Instructions to follow: Take the listing and print it in full, exactly as given.

Items listed in a dataset
□ □ □ □ □
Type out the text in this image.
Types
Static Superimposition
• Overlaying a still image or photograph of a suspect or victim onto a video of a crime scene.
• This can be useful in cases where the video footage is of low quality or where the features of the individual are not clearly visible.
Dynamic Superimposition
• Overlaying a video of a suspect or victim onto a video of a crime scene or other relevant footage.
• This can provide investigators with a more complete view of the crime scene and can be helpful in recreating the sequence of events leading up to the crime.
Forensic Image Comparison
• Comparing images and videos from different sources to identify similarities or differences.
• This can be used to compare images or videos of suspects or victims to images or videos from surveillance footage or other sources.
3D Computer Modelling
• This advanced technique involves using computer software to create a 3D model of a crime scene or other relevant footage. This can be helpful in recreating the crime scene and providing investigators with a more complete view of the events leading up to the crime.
□ □ □ □ □
Solved exercise:
Type out the text in this image.
Types
Static Superimposition
• Overlaying a still image or photograph of a suspect or victim onto a video of a crime scene.
• This can be useful in cases where the video footage is of low quality or where the features of the individual are not clearly visible.
Dynamic Superimposition
• Overlaying a video of a suspect or victim onto a video of a crime scene or other relevant footage.
• This can provide investigators with a more complete view of the crime scene and can be helpful in recreating the sequence of events leading up to the crime.
Forensic Image Comparison
• Comparing images and videos from different sources to identify similarities or differences.
• This can be used to compare images or videos of suspects or victims to images or videos from surveillance footage or other sources.
3D Computer Modelling
• This advanced technique involves using computer software to create a 3D model of a crime scene or other relevant footage. This can be helpful in recreating the crime scene and providing investigators with a more complete view of the events leading up to the crime.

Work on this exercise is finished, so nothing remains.